Written exercise
Look through the data and write out every line with the word "العملاء" in it.

[Part of a data file]
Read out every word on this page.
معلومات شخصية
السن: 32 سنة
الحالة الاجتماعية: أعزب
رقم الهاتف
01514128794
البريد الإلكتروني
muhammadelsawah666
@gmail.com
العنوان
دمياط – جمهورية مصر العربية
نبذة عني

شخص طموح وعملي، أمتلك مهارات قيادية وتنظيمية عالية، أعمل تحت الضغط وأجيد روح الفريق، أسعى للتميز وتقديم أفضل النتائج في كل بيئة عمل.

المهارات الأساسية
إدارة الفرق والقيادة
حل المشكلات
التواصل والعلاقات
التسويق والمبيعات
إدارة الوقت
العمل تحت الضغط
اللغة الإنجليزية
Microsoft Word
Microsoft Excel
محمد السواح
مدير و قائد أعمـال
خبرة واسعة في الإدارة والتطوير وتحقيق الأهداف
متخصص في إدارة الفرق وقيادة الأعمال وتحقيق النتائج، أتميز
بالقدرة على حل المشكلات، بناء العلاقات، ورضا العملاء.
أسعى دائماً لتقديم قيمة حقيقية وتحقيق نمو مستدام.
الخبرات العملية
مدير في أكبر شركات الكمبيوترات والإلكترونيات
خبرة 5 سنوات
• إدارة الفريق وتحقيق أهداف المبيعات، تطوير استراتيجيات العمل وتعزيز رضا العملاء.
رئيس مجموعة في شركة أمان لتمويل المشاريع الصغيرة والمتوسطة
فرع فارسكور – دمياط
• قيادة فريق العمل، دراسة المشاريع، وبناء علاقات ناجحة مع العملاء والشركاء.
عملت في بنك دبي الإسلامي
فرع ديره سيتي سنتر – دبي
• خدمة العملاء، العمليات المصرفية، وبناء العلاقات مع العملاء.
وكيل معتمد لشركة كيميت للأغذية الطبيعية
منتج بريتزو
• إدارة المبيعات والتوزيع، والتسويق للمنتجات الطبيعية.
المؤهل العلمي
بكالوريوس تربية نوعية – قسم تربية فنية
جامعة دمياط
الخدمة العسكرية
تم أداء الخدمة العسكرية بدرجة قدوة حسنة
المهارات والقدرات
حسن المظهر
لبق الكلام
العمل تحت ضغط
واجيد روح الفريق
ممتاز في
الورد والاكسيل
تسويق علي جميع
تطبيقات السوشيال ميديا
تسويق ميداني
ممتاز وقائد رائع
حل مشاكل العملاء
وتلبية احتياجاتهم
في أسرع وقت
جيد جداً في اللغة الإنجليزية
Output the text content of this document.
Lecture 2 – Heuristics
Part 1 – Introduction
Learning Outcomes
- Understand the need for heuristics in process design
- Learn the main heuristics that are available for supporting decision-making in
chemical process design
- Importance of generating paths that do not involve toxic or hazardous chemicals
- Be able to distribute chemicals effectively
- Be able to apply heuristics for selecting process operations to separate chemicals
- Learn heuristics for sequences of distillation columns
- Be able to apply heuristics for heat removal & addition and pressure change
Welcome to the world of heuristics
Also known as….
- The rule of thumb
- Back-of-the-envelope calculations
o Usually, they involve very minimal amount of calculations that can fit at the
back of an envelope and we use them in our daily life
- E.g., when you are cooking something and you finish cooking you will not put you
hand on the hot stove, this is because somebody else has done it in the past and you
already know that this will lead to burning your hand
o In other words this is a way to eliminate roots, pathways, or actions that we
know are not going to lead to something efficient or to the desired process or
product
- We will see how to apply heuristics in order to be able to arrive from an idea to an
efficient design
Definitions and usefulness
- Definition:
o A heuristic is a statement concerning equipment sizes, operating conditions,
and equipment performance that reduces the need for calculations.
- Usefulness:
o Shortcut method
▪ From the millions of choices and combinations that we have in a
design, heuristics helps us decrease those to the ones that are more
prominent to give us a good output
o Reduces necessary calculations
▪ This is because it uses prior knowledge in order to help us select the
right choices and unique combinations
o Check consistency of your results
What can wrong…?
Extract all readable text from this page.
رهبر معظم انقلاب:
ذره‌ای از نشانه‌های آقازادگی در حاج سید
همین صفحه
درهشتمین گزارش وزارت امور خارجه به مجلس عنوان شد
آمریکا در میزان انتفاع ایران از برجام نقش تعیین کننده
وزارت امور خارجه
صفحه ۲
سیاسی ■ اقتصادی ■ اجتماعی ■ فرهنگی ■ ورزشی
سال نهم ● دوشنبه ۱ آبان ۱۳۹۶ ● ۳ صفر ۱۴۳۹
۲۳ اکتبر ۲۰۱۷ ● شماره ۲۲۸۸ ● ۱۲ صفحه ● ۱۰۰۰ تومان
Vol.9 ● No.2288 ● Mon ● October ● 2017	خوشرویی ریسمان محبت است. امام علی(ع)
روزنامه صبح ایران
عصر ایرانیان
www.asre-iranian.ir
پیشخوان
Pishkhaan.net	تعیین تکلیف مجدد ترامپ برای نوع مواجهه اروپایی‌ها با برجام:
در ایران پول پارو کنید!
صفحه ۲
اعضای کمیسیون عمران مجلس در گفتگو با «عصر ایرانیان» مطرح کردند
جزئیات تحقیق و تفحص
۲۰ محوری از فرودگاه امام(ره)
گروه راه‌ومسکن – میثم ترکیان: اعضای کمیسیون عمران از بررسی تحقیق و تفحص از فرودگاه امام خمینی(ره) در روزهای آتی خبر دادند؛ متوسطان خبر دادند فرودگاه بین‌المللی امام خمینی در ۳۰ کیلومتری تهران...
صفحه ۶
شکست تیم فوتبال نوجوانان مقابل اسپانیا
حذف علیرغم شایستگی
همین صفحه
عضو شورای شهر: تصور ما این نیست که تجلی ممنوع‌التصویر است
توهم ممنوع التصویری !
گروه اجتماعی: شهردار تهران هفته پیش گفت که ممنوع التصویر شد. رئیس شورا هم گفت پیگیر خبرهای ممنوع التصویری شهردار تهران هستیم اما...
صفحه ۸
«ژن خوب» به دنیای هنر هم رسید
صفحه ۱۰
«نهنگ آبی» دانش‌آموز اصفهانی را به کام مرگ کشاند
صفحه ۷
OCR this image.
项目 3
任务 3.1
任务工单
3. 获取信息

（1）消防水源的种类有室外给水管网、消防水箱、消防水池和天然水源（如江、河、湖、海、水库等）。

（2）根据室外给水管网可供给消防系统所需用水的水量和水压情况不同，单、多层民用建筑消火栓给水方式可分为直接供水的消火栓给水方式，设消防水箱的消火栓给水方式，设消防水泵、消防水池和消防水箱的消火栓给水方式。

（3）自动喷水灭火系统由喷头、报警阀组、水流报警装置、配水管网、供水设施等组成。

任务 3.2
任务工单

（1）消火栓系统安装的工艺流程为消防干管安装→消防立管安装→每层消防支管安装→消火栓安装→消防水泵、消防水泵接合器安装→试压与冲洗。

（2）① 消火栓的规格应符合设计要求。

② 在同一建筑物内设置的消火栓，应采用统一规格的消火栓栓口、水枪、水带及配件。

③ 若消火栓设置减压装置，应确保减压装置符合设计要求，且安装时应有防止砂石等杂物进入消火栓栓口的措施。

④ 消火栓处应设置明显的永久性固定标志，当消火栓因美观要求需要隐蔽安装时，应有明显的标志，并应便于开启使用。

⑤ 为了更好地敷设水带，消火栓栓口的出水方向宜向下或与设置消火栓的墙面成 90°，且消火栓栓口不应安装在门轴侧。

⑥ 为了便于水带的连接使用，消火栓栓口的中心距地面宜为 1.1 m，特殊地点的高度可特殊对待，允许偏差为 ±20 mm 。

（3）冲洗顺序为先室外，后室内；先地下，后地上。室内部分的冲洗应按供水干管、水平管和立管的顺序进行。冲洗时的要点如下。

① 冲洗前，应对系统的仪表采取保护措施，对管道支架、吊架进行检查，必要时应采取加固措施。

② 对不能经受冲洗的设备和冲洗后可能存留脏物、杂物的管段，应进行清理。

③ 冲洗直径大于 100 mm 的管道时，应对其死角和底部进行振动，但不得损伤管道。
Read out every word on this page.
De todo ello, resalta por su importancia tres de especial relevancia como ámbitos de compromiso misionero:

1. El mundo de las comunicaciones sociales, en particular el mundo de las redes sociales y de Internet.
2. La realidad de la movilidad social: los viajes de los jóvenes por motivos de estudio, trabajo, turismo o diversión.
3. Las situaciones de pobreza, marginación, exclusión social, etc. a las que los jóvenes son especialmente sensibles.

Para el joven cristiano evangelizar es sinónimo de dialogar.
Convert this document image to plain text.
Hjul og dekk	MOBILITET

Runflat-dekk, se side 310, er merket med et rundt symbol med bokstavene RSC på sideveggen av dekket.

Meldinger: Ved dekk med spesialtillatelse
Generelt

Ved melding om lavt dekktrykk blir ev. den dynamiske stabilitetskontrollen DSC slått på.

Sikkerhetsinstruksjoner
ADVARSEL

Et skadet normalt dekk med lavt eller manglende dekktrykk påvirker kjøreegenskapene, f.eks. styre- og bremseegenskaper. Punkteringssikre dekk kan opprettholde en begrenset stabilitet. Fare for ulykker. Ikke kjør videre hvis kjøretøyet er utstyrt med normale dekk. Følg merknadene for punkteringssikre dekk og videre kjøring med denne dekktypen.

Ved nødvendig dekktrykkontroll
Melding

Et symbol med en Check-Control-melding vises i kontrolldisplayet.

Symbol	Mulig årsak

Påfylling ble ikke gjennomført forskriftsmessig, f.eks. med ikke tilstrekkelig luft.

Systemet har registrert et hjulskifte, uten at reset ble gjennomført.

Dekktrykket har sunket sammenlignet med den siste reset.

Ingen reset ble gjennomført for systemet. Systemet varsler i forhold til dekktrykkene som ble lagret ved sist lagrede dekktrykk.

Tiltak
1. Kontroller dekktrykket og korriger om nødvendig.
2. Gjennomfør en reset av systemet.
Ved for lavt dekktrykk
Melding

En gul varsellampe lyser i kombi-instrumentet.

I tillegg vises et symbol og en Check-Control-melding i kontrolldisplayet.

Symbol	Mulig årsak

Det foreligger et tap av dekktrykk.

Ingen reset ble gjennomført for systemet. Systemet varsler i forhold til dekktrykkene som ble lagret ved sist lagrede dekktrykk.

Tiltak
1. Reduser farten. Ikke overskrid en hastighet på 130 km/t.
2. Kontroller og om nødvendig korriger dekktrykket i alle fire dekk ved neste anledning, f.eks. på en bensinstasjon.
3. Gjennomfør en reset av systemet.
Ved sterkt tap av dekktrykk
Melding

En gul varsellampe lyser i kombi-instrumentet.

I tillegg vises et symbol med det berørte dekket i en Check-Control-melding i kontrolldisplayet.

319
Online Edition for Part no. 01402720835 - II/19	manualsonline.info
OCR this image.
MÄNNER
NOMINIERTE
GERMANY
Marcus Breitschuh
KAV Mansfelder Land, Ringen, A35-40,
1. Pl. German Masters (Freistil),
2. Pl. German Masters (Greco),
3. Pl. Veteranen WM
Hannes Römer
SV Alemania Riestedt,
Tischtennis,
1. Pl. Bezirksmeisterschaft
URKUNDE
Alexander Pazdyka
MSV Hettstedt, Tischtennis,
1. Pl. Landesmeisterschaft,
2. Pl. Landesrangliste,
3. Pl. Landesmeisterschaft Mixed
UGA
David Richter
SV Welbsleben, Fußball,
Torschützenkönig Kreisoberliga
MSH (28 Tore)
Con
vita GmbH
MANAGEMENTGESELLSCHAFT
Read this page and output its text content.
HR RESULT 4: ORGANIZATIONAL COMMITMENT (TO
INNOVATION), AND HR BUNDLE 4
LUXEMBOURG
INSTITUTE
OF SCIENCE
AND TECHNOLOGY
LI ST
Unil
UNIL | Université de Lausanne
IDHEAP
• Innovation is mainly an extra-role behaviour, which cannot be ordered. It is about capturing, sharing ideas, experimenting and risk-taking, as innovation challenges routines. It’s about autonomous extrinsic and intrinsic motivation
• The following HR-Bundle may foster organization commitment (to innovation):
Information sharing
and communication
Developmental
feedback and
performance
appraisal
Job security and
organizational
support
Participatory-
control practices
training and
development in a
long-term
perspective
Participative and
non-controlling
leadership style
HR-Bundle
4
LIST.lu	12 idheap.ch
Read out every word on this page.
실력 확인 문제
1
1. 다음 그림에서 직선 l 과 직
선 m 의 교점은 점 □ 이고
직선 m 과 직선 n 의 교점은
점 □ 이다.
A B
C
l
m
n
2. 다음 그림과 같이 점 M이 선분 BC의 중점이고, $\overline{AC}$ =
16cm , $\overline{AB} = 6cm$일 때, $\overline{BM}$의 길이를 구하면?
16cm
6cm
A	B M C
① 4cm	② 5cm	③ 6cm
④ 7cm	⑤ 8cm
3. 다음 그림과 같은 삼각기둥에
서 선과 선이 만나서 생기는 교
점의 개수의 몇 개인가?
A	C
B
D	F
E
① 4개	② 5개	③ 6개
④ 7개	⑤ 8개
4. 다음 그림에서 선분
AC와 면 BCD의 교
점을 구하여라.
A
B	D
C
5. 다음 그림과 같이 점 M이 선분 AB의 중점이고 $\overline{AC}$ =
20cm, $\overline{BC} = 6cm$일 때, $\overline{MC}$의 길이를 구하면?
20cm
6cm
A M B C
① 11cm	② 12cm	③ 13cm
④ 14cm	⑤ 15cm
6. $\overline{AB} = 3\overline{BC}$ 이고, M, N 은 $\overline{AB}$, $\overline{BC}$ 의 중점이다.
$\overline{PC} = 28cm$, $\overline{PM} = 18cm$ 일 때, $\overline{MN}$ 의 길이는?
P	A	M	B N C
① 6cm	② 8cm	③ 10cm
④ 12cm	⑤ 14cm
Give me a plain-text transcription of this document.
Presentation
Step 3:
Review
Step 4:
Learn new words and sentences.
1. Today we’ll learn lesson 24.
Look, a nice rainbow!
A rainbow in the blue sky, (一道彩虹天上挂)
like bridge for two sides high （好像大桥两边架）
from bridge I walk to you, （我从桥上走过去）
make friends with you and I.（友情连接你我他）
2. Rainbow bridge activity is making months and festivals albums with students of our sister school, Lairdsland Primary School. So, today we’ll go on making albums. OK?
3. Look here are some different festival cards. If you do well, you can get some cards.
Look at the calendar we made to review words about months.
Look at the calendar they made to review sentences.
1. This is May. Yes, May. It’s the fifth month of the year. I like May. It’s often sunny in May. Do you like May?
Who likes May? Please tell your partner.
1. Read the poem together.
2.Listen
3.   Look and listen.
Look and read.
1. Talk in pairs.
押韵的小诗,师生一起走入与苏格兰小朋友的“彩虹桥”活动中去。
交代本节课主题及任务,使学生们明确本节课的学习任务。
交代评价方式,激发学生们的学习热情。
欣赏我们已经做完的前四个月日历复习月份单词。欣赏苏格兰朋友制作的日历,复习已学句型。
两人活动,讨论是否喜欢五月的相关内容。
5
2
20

Final answer
بالقدرة على حل المشكلات، بناء العلاقات، ورضا العملاء.
• إدارة الفريق وتحقيق أهداف المبيعات، تطوير استراتيجيات العمل وتعزيز رضا العملاء.
• قيادة فريق العمل، دراسة المشاريع، وبناء علاقات ناجحة مع العملاء والشركاء.
• خدمة العملاء، العمليات المصرفية، وبناء العلاقات مع العملاء.
حل مشاكل العملاء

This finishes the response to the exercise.